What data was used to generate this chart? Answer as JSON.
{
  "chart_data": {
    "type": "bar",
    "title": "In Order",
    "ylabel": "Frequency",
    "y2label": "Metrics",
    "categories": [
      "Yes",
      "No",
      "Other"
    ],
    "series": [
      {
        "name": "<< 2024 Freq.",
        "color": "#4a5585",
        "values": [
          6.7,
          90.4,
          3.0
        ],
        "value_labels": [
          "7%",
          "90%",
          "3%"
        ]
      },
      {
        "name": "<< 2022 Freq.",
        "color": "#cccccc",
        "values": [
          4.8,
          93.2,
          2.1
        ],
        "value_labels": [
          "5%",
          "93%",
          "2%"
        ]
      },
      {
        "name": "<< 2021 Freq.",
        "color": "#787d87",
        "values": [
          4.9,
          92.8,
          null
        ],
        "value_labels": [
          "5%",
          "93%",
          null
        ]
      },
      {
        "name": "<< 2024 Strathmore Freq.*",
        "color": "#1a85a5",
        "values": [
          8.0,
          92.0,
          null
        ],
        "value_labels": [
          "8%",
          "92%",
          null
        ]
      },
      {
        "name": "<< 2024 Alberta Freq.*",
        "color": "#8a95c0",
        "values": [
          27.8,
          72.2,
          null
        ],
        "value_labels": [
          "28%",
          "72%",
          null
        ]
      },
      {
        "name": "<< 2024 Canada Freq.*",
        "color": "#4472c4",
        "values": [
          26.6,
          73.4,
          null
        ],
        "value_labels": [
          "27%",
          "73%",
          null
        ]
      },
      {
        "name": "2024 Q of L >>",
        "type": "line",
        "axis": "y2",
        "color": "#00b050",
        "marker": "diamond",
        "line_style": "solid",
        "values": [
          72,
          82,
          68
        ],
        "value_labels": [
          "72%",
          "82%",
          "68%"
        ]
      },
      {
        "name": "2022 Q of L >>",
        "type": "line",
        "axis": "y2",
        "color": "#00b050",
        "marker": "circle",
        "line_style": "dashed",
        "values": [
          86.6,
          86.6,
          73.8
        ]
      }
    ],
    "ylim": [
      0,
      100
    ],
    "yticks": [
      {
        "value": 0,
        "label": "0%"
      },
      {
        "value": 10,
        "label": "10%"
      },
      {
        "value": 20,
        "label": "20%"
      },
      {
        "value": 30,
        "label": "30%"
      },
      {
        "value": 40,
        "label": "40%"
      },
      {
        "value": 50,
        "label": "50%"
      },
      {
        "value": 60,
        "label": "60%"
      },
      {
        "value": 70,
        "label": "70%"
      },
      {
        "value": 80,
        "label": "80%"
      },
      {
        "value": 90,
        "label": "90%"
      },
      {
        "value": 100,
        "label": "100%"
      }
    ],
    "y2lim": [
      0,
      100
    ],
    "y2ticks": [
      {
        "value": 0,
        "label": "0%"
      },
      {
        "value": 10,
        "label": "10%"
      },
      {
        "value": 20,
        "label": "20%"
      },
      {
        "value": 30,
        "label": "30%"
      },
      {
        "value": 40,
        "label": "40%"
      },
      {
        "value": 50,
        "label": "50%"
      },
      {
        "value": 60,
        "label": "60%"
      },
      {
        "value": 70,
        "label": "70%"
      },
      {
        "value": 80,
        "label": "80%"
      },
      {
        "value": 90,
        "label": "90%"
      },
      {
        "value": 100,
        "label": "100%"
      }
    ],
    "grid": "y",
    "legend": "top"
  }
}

----

### TO BE DONE
The records above should be repeated in full, exactly as given.

### TASK ANSWER
What data was used to generate this chart? Answer as JSON.
{
  "chart_data": {
    "type": "bar",
    "title": "In Order",
    "ylabel": "Frequency",
    "y2label": "Metrics",
    "categories": [
      "Yes",
      "No",
      "Other"
    ],
    "series": [
      {
        "name": "<< 2024 Freq.",
        "color": "#4a5585",
        "values": [
          6.7,
          90.4,
          3.0
        ],
        "value_labels": [
          "7%",
          "90%",
          "3%"
        ]
      },
      {
        "name": "<< 2022 Freq.",
        "color": "#cccccc",
        "values": [
          4.8,
          93.2,
          2.1
        ],
        "value_labels": [
          "5%",
          "93%",
          "2%"
        ]
      },
      {
        "name": "<< 2021 Freq.",
        "color": "#787d87",
        "values": [
          4.9,
          92.8,
          null
        ],
        "value_labels": [
          "5%",
          "93%",
          null
        ]
      },
      {
        "name": "<< 2024 Strathmore Freq.*",
        "color": "#1a85a5",
        "values": [
          8.0,
          92.0,
          null
        ],
        "value_labels": [
          "8%",
          "92%",
          null
        ]
      },
      {
        "name": "<< 2024 Alberta Freq.*",
        "color": "#8a95c0",
        "values": [
          27.8,
          72.2,
          null
        ],
        "value_labels": [
          "28%",
          "72%",
          null
        ]
      },
      {
        "name": "<< 2024 Canada Freq.*",
        "color": "#4472c4",
        "values": [
          26.6,
          73.4,
          null
        ],
        "value_labels": [
          "27%",
          "73%",
          null
        ]
      },
      {
        "name": "2024 Q of L >>",
        "type": "line",
        "axis": "y2",
        "color": "#00b050",
        "marker": "diamond",
        "line_style": "solid",
        "values": [
          72,
          82,
          68
        ],
        "value_labels": [
          "72%",
          "82%",
          "68%"
        ]
      },
      {
        "name": "2022 Q of L >>",
        "type": "line",
        "axis": "y2",
        "color": "#00b050",
        "marker": "circle",
        "line_style": "dashed",
        "values": [
          86.6,
          86.6,
          73.8
        ]
      }
    ],
    "ylim": [
      0,
      100
    ],
    "yticks": [
      {
        "value": 0,
        "label": "0%"
      },
      {
        "value": 10,
        "label": "10%"
      },
      {
        "value": 20,
        "label": "20%"
      },
      {
        "value": 30,
        "label": "30%"
      },
      {
        "value": 40,
        "label": "40%"
      },
      {
        "value": 50,
        "label": "50%"
      },
      {
        "value": 60,
        "label": "60%"
      },
      {
        "value": 70,
        "label": "70%"
      },
      {
        "value": 80,
        "label": "80%"
      },
      {
        "value": 90,
        "label": "90%"
      },
      {
        "value": 100,
        "label": "100%"
      }
    ],
    "y2lim": [
      0,
      100
    ],
    "y2ticks": [
      {
        "value": 0,
        "label": "0%"
      },
      {
        "value": 10,
        "label": "10%"
      },
      {
        "value": 20,
        "label": "20%"
      },
      {
        "value": 30,
        "label": "30%"
      },
      {
        "value": 40,
        "label": "40%"
      },
      {
        "value": 50,
        "label": "50%"
      },
      {
        "value": 60,
        "label": "60%"
      },
      {
        "value": 70,
        "label": "70%"
      },
      {
        "value": 80,
        "label": "80%"
      },
      {
        "value": 90,
        "label": "90%"
      },
      {
        "value": 100,
        "label": "100%"
      }
    ],
    "grid": "y",
    "legend": "top"
  }
}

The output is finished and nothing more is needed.